_Extrait du texte_:
__________

Ousmane a couru vers une maison et a voulu refermer la porte derrière lui. La même balle de kalachnikov lui a transpercé la cuisse et a fracturé la clavicule de l’homme qui était derrière lui. Dans la chambre d’à côté, deux militaires se reposent, les yeux hagards. Ils ont jeté leurs armes et marché deux jours et deux nuits dans la brousse avant d’arriver ici, épuisés et déshydratés. L’un d’eux se couvre prestement le visage avec sa couverture. Le soldat vaincu a honte. «Sans les frappes françaises, les rebelles auraient foncé sans obstacle vers le sud», reconnaît le colonel Sogoba. Et après… rien ne les aurait arrêtés. »

Après quatre jours de frappes ciblées, les djihadistes ont entassé leurs morts dans deux pick-up qu’ils ont recouverts de branchages avant d’aller les enterrer dans une forêt de manguiers à l’écart de Diabali. En marchant le long du canal, une forte odeur vous arrête. Là, enfoui sous les herbes, un corps, à peine recouvert d’un léger matelas, un corps décomposé, un homme à la peau noire, tee-shirt vert et jean noir, les pieds sales, les ongles des orteils très longs, comme quelqu’un en cavale permanente qui n’a pas le temps de s’occuper de lui, un des rebelles oubliés par la bataille, venu mourir à Diabali, très loin de chez lui, pour imposer la loi de Dieu aux mécréants.

La colonne infernale, elle, est repartie vers le nord, d’abord vers Sokolo où les avions français ont continué à la matraquer. Puis elle s’est évanouie – vers l’est où le sud ? -, sans doute vers les forêts de Ouagadou et de Djambé, pour reconstituer ses forces à l’abri des moyens de vision des appareils. Plus grave, plusieurs jours après leur défaite, une colonne de quatorze pick-up a été repérée, très au sud, à 3 kilomètres à peine de Niono, alors que les Français étaient déjà là. Les rebelles ne décrochent pas facilement.
L’affaire a semblé étonner. Comme si l’on allait continuer à faire semblant de découvrir que les djihadistes d’Aqmi et du Mujao et les Touaregs d’Ansar Dine sont des combattants durs, solides, expérimentés, prêts à mourir et experts en tactique, qui savent mener une opération militaire, manoeuvrer, infiltrer, planter un groupe d’appui et lancer un assaut, bref faire la guerre.

__________

_Données brutes_:
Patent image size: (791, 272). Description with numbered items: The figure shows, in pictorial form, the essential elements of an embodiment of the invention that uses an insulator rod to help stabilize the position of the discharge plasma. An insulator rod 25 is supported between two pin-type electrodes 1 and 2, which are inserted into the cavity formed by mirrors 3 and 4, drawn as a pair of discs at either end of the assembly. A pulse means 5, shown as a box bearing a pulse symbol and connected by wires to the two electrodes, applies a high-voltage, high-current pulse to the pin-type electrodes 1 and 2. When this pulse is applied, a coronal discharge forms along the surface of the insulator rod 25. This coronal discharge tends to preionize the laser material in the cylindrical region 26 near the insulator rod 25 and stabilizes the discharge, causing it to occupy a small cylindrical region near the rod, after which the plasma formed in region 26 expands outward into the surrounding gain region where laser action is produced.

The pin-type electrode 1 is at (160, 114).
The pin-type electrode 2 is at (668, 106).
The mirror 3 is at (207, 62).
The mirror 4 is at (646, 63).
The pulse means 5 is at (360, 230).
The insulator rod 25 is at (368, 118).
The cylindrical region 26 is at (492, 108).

__________

_Consignes_:
A. Répondez aux questions suivantes à partir de l'extrait sur les combats de Diabali :
(i) Pendant combien de temps les deux militaires ont-ils marché dans la brousse ?
(ii) Dans quoi les djihadistes ont-ils entassé leurs morts ?
(iii) À quelle distance de Niono la colonne de quatorze pick-up a-t-elle été repérée ?
B. Restituez le passage de l'extrait sur les combats de Diabali qui s'ouvre sur les mots « La colonne infernale, elle, est » et se clôt sur « décrochent pas facilement. ».
C. Prolongez l'extrait sur les combats de Diabali au-delà de sa dernière phrase.

_Réponses par consigne_:
A.
(i) Deux jours et deux nuits.
(ii) Dans deux pick-up recouverts de branchages.
(iii) À 3 kilomètres à peine.

B.
La colonne infernale, elle, est repartie vers le nord, d’abord vers Sokolo où les avions français ont continué à la matraquer. Puis elle s’est évanouie – vers l’est où le sud ? -, sans doute vers les forêts de Ouagadou et de Djambé, pour reconstituer ses forces à l’abri des moyens de vision des appareils. Plus grave, plusieurs jours après leur défaite, une colonne de quatorze pick-up a été repérée, très au sud, à 3 kilomètres à peine de Niono, alors que les Français étaient déjà là. Les rebelles ne décrochent pas facilement.

C.
Bien sûr, ils ont cédé face au feu que les Français leur ont déversé du ciel, mais il aura fallu quatre jours pour que l’armée malienne soit en mesure d’investir Diabali, par manque de logistique, d’organisation, de conviction. Quatre jours où il a fallu attendre, l’arme au pied, parce qu’il faut satisfaire à un exercice politique et diplomatique obligé. En substance : certes, l’armée malienne est en morceaux, certes, seule l’armée française peut obliger une colonne rebelle à battre en retraite, mais il faut absolument donner le sentiment – pour échapper au vieux spectre du « fait colonial » que ce sont les Maliens qui se battent et réussissent à reconquérir leur pays, eux qui entrent en grande pompe dans les villes « libérées », c’est-à-dire abandonnées.

Autre obstacle à venir : le comportement des troupes du Sud quand elles reprennent le contrôle des villes du Nord. Déjà, à Niono, à Douentza ou ailleurs courent des bruits non confirmés sur des exactions, voire des meurtres de civils à la peau trop claire. A Bamako, la capitale, les Touaregs fuient par peur des représailles. Et à Diabali, en effervescence, la population cherchait déjà parmi les Touaregs et les Maures les complices des assaillants qui les avaient guidés, informés et aidés pendant l’attaque.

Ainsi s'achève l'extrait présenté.